● **Source data**:
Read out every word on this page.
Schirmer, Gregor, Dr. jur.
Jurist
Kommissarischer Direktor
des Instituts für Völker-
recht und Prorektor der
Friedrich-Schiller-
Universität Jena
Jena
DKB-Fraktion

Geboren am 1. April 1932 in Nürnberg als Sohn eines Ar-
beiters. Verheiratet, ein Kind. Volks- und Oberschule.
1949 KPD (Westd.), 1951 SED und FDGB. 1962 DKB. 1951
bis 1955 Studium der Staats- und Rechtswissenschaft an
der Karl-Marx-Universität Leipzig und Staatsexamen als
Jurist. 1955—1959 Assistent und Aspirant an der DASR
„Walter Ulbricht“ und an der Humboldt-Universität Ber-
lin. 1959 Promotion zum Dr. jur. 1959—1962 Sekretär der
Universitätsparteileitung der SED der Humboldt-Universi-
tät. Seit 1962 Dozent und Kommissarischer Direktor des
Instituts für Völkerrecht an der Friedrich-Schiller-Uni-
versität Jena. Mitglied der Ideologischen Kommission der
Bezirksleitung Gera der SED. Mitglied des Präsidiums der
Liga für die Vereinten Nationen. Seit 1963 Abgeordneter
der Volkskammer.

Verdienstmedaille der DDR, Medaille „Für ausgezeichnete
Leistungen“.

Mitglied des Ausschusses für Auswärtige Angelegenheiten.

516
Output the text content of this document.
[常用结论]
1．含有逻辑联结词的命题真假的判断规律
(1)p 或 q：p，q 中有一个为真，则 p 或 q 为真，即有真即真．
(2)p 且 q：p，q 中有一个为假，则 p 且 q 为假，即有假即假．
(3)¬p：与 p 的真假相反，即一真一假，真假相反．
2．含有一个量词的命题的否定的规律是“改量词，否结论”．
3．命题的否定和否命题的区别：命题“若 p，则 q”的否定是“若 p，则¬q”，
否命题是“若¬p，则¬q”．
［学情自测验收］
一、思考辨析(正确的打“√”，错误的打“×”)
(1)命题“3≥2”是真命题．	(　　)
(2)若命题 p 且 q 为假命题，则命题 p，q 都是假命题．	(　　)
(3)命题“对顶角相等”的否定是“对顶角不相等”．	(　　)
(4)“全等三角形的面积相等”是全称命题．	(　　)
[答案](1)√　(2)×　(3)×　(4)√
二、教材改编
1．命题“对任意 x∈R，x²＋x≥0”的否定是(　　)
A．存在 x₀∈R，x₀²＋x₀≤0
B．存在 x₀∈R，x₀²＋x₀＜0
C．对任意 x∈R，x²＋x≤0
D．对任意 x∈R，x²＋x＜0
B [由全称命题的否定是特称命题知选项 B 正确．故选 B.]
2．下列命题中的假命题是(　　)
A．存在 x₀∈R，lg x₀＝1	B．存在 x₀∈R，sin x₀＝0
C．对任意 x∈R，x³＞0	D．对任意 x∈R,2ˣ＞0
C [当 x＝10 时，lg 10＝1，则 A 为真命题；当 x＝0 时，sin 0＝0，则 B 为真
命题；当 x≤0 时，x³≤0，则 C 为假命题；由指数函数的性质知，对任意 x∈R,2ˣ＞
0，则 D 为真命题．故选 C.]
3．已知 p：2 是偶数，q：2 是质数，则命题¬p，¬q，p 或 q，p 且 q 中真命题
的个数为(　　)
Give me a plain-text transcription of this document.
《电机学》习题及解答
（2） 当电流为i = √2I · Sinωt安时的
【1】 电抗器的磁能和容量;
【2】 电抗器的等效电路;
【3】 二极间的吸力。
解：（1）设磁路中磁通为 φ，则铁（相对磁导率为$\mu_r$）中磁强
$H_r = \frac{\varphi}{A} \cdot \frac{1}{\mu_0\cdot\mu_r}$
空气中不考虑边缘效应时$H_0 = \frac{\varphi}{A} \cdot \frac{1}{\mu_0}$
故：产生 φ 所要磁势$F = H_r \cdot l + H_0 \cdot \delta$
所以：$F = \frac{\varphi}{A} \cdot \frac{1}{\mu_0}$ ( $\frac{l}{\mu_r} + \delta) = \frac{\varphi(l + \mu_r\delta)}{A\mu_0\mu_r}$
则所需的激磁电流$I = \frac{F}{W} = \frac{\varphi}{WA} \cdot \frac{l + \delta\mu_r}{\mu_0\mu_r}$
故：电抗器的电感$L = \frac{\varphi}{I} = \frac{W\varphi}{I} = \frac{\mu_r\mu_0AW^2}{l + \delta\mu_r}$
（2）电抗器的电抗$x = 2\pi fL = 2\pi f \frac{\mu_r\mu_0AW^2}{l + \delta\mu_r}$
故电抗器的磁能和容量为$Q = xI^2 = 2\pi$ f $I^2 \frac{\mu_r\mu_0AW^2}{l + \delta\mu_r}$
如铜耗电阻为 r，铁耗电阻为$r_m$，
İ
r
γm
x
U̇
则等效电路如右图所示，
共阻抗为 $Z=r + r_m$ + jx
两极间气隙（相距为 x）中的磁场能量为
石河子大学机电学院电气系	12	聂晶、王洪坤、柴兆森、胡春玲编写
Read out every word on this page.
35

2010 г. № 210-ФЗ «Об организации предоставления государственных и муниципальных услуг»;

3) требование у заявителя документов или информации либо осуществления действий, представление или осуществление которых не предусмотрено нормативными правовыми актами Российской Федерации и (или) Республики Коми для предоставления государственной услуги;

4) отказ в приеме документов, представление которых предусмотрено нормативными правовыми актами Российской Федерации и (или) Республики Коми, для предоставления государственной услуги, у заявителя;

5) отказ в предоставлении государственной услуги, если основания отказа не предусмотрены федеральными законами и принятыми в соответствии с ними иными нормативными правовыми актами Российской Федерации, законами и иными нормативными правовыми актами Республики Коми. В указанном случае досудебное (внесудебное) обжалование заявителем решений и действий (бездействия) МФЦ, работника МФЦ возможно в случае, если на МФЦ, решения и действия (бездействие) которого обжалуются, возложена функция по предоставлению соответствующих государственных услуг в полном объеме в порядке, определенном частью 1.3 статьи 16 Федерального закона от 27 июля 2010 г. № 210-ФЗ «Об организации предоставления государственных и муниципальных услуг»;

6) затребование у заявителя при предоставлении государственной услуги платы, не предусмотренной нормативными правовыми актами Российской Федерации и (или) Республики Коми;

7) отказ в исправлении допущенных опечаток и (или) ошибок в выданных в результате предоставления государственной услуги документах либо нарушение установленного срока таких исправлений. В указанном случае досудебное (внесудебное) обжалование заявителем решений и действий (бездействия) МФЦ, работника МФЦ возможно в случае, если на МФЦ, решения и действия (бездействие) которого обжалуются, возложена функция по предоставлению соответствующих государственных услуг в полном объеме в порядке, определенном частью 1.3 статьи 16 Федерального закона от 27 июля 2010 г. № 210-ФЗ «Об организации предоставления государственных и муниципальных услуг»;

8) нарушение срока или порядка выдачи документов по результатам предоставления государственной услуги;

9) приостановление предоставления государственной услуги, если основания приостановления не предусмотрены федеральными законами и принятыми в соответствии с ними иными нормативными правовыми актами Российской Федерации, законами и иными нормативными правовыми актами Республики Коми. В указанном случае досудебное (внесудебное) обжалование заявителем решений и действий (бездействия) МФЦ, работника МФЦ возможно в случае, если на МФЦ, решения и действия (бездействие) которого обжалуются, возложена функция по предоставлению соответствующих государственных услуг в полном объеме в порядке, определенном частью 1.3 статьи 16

● **What is needed**: Restate the records, all of them, precisely as written.

● **Reply**:
Read out every word on this page.
Schirmer, Gregor, Dr. jur.
Jurist
Kommissarischer Direktor
des Instituts für Völker-
recht und Prorektor der
Friedrich-Schiller-
Universität Jena
Jena
DKB-Fraktion

Geboren am 1. April 1932 in Nürnberg als Sohn eines Ar-
beiters. Verheiratet, ein Kind. Volks- und Oberschule.
1949 KPD (Westd.), 1951 SED und FDGB. 1962 DKB. 1951
bis 1955 Studium der Staats- und Rechtswissenschaft an
der Karl-Marx-Universität Leipzig und Staatsexamen als
Jurist. 1955—1959 Assistent und Aspirant an der DASR
„Walter Ulbricht“ und an der Humboldt-Universität Ber-
lin. 1959 Promotion zum Dr. jur. 1959—1962 Sekretär der
Universitätsparteileitung der SED der Humboldt-Universi-
tät. Seit 1962 Dozent und Kommissarischer Direktor des
Instituts für Völkerrecht an der Friedrich-Schiller-Uni-
versität Jena. Mitglied der Ideologischen Kommission der
Bezirksleitung Gera der SED. Mitglied des Präsidiums der
Liga für die Vereinten Nationen. Seit 1963 Abgeordneter
der Volkskammer.

Verdienstmedaille der DDR, Medaille „Für ausgezeichnete
Leistungen“.

Mitglied des Ausschusses für Auswärtige Angelegenheiten.

516
Output the text content of this document.
[常用结论]
1．含有逻辑联结词的命题真假的判断规律
(1)p 或 q：p，q 中有一个为真，则 p 或 q 为真，即有真即真．
(2)p 且 q：p，q 中有一个为假，则 p 且 q 为假，即有假即假．
(3)¬p：与 p 的真假相反，即一真一假，真假相反．
2．含有一个量词的命题的否定的规律是“改量词，否结论”．
3．命题的否定和否命题的区别：命题“若 p，则 q”的否定是“若 p，则¬q”，
否命题是“若¬p，则¬q”．
［学情自测验收］
一、思考辨析(正确的打“√”，错误的打“×”)
(1)命题“3≥2”是真命题．	(　　)
(2)若命题 p 且 q 为假命题，则命题 p，q 都是假命题．	(　　)
(3)命题“对顶角相等”的否定是“对顶角不相等”．	(　　)
(4)“全等三角形的面积相等”是全称命题．	(　　)
[答案](1)√　(2)×　(3)×　(4)√
二、教材改编
1．命题“对任意 x∈R，x²＋x≥0”的否定是(　　)
A．存在 x₀∈R，x₀²＋x₀≤0
B．存在 x₀∈R，x₀²＋x₀＜0
C．对任意 x∈R，x²＋x≤0
D．对任意 x∈R，x²＋x＜0
B [由全称命题的否定是特称命题知选项 B 正确．故选 B.]
2．下列命题中的假命题是(　　)
A．存在 x₀∈R，lg x₀＝1	B．存在 x₀∈R，sin x₀＝0
C．对任意 x∈R，x³＞0	D．对任意 x∈R,2ˣ＞0
C [当 x＝10 时，lg 10＝1，则 A 为真命题；当 x＝0 时，sin 0＝0，则 B 为真
命题；当 x≤0 时，x³≤0，则 C 为假命题；由指数函数的性质知，对任意 x∈R,2ˣ＞
0，则 D 为真命题．故选 C.]
3．已知 p：2 是偶数，q：2 是质数，则命题¬p，¬q，p 或 q，p 且 q 中真命题
的个数为(　　)
Give me a plain-text transcription of this document.
《电机学》习题及解答
（2） 当电流为i = √2I · Sinωt安时的
【1】 电抗器的磁能和容量;
【2】 电抗器的等效电路;
【3】 二极间的吸力。
解：（1）设磁路中磁通为 φ，则铁（相对磁导率为$\mu_r$）中磁强
$H_r = \frac{\varphi}{A} \cdot \frac{1}{\mu_0\cdot\mu_r}$
空气中不考虑边缘效应时$H_0 = \frac{\varphi}{A} \cdot \frac{1}{\mu_0}$
故：产生 φ 所要磁势$F = H_r \cdot l + H_0 \cdot \delta$
所以：$F = \frac{\varphi}{A} \cdot \frac{1}{\mu_0}$ ( $\frac{l}{\mu_r} + \delta) = \frac{\varphi(l + \mu_r\delta)}{A\mu_0\mu_r}$
则所需的激磁电流$I = \frac{F}{W} = \frac{\varphi}{WA} \cdot \frac{l + \delta\mu_r}{\mu_0\mu_r}$
故：电抗器的电感$L = \frac{\varphi}{I} = \frac{W\varphi}{I} = \frac{\mu_r\mu_0AW^2}{l + \delta\mu_r}$
（2）电抗器的电抗$x = 2\pi fL = 2\pi f \frac{\mu_r\mu_0AW^2}{l + \delta\mu_r}$
故电抗器的磁能和容量为$Q = xI^2 = 2\pi$ f $I^2 \frac{\mu_r\mu_0AW^2}{l + \delta\mu_r}$
如铜耗电阻为 r，铁耗电阻为$r_m$，
İ
r
γm
x
U̇
则等效电路如右图所示，
共阻抗为 $Z=r + r_m$ + jx
两极间气隙（相距为 x）中的磁场能量为
石河子大学机电学院电气系	12	聂晶、王洪坤、柴兆森、胡春玲编写
Read out every word on this page.
35

2010 г. № 210-ФЗ «Об организации предоставления государственных и муниципальных услуг»;

3) требование у заявителя документов или информации либо осуществления действий, представление или осуществление которых не предусмотрено нормативными правовыми актами Российской Федерации и (или) Республики Коми для предоставления государственной услуги;

4) отказ в приеме документов, представление которых предусмотрено нормативными правовыми актами Российской Федерации и (или) Республики Коми, для предоставления государственной услуги, у заявителя;

5) отказ в предоставлении государственной услуги, если основания отказа не предусмотрены федеральными законами и принятыми в соответствии с ними иными нормативными правовыми актами Российской Федерации, законами и иными нормативными правовыми актами Республики Коми. В указанном случае досудебное (внесудебное) обжалование заявителем решений и действий (бездействия) МФЦ, работника МФЦ возможно в случае, если на МФЦ, решения и действия (бездействие) которого обжалуются, возложена функция по предоставлению соответствующих государственных услуг в полном объеме в порядке, определенном частью 1.3 статьи 16 Федерального закона от 27 июля 2010 г. № 210-ФЗ «Об организации предоставления государственных и муниципальных услуг»;

6) затребование у заявителя при предоставлении государственной услуги платы, не предусмотренной нормативными правовыми актами Российской Федерации и (или) Республики Коми;

7) отказ в исправлении допущенных опечаток и (или) ошибок в выданных в результате предоставления государственной услуги документах либо нарушение установленного срока таких исправлений. В указанном случае досудебное (внесудебное) обжалование заявителем решений и действий (бездействия) МФЦ, работника МФЦ возможно в случае, если на МФЦ, решения и действия (бездействие) которого обжалуются, возложена функция по предоставлению соответствующих государственных услуг в полном объеме в порядке, определенном частью 1.3 статьи 16 Федерального закона от 27 июля 2010 г. № 210-ФЗ «Об организации предоставления государственных и муниципальных услуг»;

8) нарушение срока или порядка выдачи документов по результатам предоставления государственной услуги;

9) приостановление предоставления государственной услуги, если основания приостановления не предусмотрены федеральными законами и принятыми в соответствии с ними иными нормативными правовыми актами Российской Федерации, законами и иными нормативными правовыми актами Республики Коми. В указанном случае досудебное (внесудебное) обжалование заявителем решений и действий (бездействия) МФЦ, работника МФЦ возможно в случае, если на МФЦ, решения и действия (бездействие) которого обжалуются, возложена функция по предоставлению соответствующих государственных услуг в полном объеме в порядке, определенном частью 1.3 статьи 16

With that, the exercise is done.